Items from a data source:
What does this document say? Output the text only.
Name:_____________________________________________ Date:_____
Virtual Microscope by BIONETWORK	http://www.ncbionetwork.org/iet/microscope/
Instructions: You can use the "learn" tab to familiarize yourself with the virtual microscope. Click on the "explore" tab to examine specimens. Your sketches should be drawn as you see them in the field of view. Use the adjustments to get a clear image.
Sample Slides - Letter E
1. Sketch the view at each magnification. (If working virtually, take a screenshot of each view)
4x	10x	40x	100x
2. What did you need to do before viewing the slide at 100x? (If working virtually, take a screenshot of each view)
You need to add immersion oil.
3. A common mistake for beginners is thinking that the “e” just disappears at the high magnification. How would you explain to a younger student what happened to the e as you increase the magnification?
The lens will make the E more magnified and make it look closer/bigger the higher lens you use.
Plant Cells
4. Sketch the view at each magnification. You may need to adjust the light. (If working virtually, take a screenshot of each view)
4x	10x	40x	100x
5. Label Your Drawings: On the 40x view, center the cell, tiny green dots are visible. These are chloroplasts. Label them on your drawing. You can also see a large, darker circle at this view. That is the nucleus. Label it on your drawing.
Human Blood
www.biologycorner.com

■ Directions for this task
Transcribe all of the entries without alteration.

■ Result for this task
What does this document say? Output the text only.
Name:_____________________________________________ Date:_____
Virtual Microscope by BIONETWORK	http://www.ncbionetwork.org/iet/microscope/
Instructions: You can use the "learn" tab to familiarize yourself with the virtual microscope. Click on the "explore" tab to examine specimens. Your sketches should be drawn as you see them in the field of view. Use the adjustments to get a clear image.
Sample Slides - Letter E
1. Sketch the view at each magnification. (If working virtually, take a screenshot of each view)
4x	10x	40x	100x
2. What did you need to do before viewing the slide at 100x? (If working virtually, take a screenshot of each view)
You need to add immersion oil.
3. A common mistake for beginners is thinking that the “e” just disappears at the high magnification. How would you explain to a younger student what happened to the e as you increase the magnification?
The lens will make the E more magnified and make it look closer/bigger the higher lens you use.
Plant Cells
4. Sketch the view at each magnification. You may need to adjust the light. (If working virtually, take a screenshot of each view)
4x	10x	40x	100x
5. Label Your Drawings: On the 40x view, center the cell, tiny green dots are visible. These are chloroplasts. Label them on your drawing. You can also see a large, darker circle at this view. That is the nucleus. Label it on your drawing.
Human Blood
www.biologycorner.com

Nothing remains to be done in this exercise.